-- START OF Given records --
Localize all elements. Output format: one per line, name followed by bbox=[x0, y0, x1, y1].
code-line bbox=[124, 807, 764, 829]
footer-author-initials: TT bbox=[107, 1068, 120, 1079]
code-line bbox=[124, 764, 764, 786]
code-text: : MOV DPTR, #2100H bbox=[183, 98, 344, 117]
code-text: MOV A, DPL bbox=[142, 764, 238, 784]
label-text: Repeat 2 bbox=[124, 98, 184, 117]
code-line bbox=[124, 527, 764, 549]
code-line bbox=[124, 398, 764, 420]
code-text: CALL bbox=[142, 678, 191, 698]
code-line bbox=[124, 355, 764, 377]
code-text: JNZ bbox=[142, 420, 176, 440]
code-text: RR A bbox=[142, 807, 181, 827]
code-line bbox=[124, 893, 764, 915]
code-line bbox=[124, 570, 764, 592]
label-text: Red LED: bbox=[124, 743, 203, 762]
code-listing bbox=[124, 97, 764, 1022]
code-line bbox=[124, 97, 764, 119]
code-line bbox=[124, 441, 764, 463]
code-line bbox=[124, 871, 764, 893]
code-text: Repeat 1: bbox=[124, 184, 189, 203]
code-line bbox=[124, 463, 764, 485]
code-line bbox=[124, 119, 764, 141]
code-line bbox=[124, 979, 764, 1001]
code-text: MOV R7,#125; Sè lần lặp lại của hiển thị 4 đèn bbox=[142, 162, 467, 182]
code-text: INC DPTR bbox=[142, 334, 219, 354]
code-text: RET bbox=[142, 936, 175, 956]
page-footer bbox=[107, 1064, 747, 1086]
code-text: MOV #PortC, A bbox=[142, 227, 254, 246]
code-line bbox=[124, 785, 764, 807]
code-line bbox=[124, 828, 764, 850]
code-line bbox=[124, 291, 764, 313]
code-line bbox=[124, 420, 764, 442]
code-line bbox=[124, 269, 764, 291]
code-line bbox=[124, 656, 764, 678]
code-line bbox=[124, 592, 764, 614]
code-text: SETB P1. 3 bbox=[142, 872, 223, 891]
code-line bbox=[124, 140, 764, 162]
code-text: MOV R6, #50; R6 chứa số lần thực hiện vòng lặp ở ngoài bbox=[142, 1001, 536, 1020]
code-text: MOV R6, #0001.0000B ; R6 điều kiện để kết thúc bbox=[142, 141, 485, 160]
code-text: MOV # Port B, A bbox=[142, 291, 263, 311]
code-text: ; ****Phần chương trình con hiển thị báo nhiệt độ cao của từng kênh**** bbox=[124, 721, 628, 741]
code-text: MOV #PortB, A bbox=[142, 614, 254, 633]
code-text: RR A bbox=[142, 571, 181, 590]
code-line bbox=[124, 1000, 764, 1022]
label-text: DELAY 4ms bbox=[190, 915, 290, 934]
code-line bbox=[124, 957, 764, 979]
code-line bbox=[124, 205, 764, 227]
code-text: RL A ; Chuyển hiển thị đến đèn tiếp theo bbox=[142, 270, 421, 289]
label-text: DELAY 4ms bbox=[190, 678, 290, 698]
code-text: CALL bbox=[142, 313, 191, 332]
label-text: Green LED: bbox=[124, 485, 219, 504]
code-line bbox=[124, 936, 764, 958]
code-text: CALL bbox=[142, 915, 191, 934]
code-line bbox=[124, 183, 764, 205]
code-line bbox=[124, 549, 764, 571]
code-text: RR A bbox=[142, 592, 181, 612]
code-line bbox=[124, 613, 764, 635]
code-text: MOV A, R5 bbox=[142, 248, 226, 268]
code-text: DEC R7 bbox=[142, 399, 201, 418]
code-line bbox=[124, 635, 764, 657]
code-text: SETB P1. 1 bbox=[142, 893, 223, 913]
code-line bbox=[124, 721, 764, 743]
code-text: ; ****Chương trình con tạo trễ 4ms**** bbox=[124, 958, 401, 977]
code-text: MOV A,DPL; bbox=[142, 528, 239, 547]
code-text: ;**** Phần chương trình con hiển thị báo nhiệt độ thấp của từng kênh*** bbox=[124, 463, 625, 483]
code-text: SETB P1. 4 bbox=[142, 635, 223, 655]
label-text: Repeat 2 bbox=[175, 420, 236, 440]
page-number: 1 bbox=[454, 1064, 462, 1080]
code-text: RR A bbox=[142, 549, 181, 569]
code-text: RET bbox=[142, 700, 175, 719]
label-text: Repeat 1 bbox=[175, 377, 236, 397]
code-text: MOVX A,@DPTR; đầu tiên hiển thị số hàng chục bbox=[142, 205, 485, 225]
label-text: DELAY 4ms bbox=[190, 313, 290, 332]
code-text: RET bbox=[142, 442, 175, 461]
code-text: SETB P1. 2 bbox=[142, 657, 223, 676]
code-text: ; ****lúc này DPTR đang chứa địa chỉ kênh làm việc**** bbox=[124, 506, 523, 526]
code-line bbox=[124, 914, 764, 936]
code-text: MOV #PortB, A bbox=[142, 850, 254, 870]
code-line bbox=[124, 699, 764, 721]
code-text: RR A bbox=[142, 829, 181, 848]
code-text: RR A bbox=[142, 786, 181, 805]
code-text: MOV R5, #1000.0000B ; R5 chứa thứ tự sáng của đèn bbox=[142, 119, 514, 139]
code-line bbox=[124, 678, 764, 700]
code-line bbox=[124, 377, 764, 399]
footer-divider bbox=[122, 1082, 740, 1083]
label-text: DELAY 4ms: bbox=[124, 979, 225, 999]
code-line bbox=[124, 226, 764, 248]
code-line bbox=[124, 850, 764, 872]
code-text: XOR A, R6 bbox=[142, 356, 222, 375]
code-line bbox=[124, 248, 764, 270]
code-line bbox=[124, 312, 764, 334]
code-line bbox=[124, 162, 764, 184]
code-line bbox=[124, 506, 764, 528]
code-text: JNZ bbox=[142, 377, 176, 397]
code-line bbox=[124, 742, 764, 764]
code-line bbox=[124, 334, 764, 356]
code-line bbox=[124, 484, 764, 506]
-- END OF Given records --
◆ **Work instructions**
Rewrite every line of the listing above as a JSON list of strings, one string per line, leaving out any blank lines.

◆ **Finished task**
[
  "Localize all elements. Output format: one per line, name followed by bbox=[x0, y0, x1, y1].",
  "code-line bbox=[124, 807, 764, 829]",
  "footer-author-initials: TT bbox=[107, 1068, 120, 1079]",
  "code-line bbox=[124, 764, 764, 786]",
  "code-text: : MOV DPTR, #2100H bbox=[183, 98, 344, 117]",
  "code-text: MOV A, DPL bbox=[142, 764, 238, 784]",
  "label-text: Repeat 2 bbox=[124, 98, 184, 117]",
  "code-line bbox=[124, 527, 764, 549]",
  "code-line bbox=[124, 398, 764, 420]",
  "code-text: CALL bbox=[142, 678, 191, 698]",
  "code-line bbox=[124, 355, 764, 377]",
  "code-text: JNZ bbox=[142, 420, 176, 440]",
  "code-text: RR A bbox=[142, 807, 181, 827]",
  "code-line bbox=[124, 893, 764, 915]",
  "code-line bbox=[124, 570, 764, 592]",
  "label-text: Red LED: bbox=[124, 743, 203, 762]",
  "code-listing bbox=[124, 97, 764, 1022]",
  "code-line bbox=[124, 97, 764, 119]",
  "code-line bbox=[124, 441, 764, 463]",
  "code-line bbox=[124, 871, 764, 893]",
  "code-text: Repeat 1: bbox=[124, 184, 189, 203]",
  "code-line bbox=[124, 463, 764, 485]",
  "code-line bbox=[124, 119, 764, 141]",
  "code-line bbox=[124, 979, 764, 1001]",
  "code-text: MOV R7,#125; Sè lần lặp lại của hiển thị 4 đèn bbox=[142, 162, 467, 182]",
  "code-text: INC DPTR bbox=[142, 334, 219, 354]",
  "code-text: RET bbox=[142, 936, 175, 956]",
  "page-footer bbox=[107, 1064, 747, 1086]",
  "code-text: MOV #PortC, A bbox=[142, 227, 254, 246]",
  "code-line bbox=[124, 785, 764, 807]",
  "code-line bbox=[124, 828, 764, 850]",
  "code-line bbox=[124, 291, 764, 313]",
  "code-line bbox=[124, 420, 764, 442]",
  "code-line bbox=[124, 269, 764, 291]",
  "code-line bbox=[124, 656, 764, 678]",
  "code-line bbox=[124, 592, 764, 614]",
  "code-text: SETB P1. 3 bbox=[142, 872, 223, 891]",
  "code-line bbox=[124, 140, 764, 162]",
  "code-text: MOV R6, #50; R6 chứa số lần thực hiện vòng lặp ở ngoài bbox=[142, 1001, 536, 1020]",
  "code-text: MOV R6, #0001.0000B ; R6 điều kiện để kết thúc bbox=[142, 141, 485, 160]",
  "code-text: MOV # Port B, A bbox=[142, 291, 263, 311]",
  "code-text: ; ****Phần chương trình con hiển thị báo nhiệt độ cao của từng kênh**** bbox=[124, 721, 628, 741]",
  "code-text: MOV #PortB, A bbox=[142, 614, 254, 633]",
  "code-text: RR A bbox=[142, 571, 181, 590]",
  "code-line bbox=[124, 1000, 764, 1022]",
  "label-text: DELAY 4ms bbox=[190, 915, 290, 934]",
  "code-line bbox=[124, 957, 764, 979]",
  "code-line bbox=[124, 205, 764, 227]",
  "code-text: RL A ; Chuyển hiển thị đến đèn tiếp theo bbox=[142, 270, 421, 289]",
  "label-text: DELAY 4ms bbox=[190, 678, 290, 698]",
  "code-text: CALL bbox=[142, 313, 191, 332]",
  "label-text: Green LED: bbox=[124, 485, 219, 504]",
  "code-line bbox=[124, 936, 764, 958]",
  "code-text: CALL bbox=[142, 915, 191, 934]",
  "code-line bbox=[124, 183, 764, 205]",
  "code-line bbox=[124, 549, 764, 571]",
  "code-text: RR A bbox=[142, 592, 181, 612]",
  "code-line bbox=[124, 613, 764, 635]",
  "code-text: MOV A, R5 bbox=[142, 248, 226, 268]",
  "code-text: DEC R7 bbox=[142, 399, 201, 418]",
  "code-line bbox=[124, 635, 764, 657]",
  "code-text: SETB P1. 1 bbox=[142, 893, 223, 913]",
  "code-line bbox=[124, 721, 764, 743]",
  "code-text: ; ****Chương trình con tạo trễ 4ms**** bbox=[124, 958, 401, 977]",
  "code-text: MOV A,DPL; bbox=[142, 528, 239, 547]",
  "code-text: ;**** Phần chương trình con hiển thị báo nhiệt độ thấp của từng kênh*** bbox=[124, 463, 625, 483]",
  "code-text: SETB P1. 4 bbox=[142, 635, 223, 655]",
  "label-text: Repeat 2 bbox=[175, 420, 236, 440]",
  "page-number: 1 bbox=[454, 1064, 462, 1080]",
  "code-text: RR A bbox=[142, 549, 181, 569]",
  "code-text: RET bbox=[142, 700, 175, 719]",
  "label-text: Repeat 1 bbox=[175, 377, 236, 397]",
  "code-text: MOVX A,@DPTR; đầu tiên hiển thị số hàng chục bbox=[142, 205, 485, 225]",
  "label-text: DELAY 4ms bbox=[190, 313, 290, 332]",
  "code-text: RET bbox=[142, 442, 175, 461]",
  "code-text: SETB P1. 2 bbox=[142, 657, 223, 676]",
  "code-text: ; ****lúc này DPTR đang chứa địa chỉ kênh làm việc**** bbox=[124, 506, 523, 526]",
  "code-line bbox=[124, 914, 764, 936]",
  "code-text: MOV #PortB, A bbox=[142, 850, 254, 870]",
  "code-line bbox=[124, 699, 764, 721]",
  "code-text: RR A bbox=[142, 829, 181, 848]",
  "code-text: RR A bbox=[142, 786, 181, 805]",
  "code-text: MOV R5, #1000.0000B ; R5 chứa thứ tự sáng của đèn bbox=[142, 119, 514, 139]",
  "code-line bbox=[124, 678, 764, 700]",
  "code-line bbox=[124, 377, 764, 399]",
  "footer-divider bbox=[122, 1082, 740, 1083]",
  "label-text: DELAY 4ms: bbox=[124, 979, 225, 999]",
  "code-line bbox=[124, 226, 764, 248]",
  "code-line bbox=[124, 850, 764, 872]",
  "code-text: XOR A, R6 bbox=[142, 356, 222, 375]",
  "code-line bbox=[124, 248, 764, 270]",
  "code-line bbox=[124, 312, 764, 334]",
  "code-line bbox=[124, 162, 764, 184]",
  "code-line bbox=[124, 506, 764, 528]",
  "code-text: JNZ bbox=[142, 377, 176, 397]",
  "code-line bbox=[124, 742, 764, 764]",
  "code-line bbox=[124, 334, 764, 356]",
  "code-line bbox=[124, 484, 764, 506]"
]